[Begin Data section]

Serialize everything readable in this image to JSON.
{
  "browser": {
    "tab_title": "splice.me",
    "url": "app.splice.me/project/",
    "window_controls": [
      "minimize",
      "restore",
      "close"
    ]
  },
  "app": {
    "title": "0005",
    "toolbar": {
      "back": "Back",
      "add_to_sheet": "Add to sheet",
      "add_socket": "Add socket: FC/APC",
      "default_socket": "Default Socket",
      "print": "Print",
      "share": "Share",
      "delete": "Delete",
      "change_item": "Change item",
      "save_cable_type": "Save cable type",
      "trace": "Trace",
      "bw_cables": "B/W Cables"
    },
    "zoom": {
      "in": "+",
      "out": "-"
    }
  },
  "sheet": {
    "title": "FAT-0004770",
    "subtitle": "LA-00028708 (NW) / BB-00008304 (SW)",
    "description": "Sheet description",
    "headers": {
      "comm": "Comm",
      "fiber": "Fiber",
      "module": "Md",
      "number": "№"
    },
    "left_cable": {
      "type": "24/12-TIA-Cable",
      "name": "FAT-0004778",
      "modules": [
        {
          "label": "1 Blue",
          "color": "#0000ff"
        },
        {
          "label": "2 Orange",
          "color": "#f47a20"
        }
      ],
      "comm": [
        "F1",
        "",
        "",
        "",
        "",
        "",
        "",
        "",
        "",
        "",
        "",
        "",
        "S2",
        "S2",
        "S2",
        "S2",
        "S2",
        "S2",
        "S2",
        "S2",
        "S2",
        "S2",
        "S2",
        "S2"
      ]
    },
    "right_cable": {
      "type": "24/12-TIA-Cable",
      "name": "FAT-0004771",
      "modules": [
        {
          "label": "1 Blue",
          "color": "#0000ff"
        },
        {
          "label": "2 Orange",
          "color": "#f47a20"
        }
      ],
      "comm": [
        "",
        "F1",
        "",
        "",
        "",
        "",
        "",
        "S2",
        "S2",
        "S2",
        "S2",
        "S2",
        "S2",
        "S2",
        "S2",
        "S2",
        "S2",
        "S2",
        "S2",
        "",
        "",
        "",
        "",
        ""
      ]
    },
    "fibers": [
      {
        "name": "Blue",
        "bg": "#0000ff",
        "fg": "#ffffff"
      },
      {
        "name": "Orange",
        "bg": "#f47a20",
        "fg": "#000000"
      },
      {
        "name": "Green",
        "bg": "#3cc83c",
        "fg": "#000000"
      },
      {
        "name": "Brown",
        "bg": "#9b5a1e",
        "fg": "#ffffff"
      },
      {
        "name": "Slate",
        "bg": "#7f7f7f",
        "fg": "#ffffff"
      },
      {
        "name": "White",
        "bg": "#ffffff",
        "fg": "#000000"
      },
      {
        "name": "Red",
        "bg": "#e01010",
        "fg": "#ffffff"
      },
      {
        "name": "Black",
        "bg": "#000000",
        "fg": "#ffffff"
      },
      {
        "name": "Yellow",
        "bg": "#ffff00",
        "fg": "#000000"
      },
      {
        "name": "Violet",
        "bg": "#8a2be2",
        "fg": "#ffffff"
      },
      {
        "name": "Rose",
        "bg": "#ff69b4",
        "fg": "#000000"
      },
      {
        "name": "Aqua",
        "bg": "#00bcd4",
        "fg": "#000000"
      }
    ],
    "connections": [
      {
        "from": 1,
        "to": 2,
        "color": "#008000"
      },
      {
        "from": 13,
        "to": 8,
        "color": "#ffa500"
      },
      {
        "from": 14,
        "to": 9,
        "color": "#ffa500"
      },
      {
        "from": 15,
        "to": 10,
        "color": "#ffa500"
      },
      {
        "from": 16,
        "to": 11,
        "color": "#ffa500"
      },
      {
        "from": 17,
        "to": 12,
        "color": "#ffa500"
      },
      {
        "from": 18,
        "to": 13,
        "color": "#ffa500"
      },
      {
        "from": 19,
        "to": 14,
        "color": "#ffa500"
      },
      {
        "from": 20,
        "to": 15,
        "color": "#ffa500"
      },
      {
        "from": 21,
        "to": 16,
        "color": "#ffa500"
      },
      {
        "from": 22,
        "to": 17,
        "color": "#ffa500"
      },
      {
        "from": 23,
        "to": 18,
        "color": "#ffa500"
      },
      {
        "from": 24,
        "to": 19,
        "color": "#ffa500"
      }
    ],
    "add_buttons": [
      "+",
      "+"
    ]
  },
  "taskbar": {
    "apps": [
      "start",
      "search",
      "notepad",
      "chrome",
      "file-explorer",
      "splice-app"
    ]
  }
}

[End Data section]

§ Task: Report the number of lines above that contain the word "splice", and only that number.

§ The completed task: 3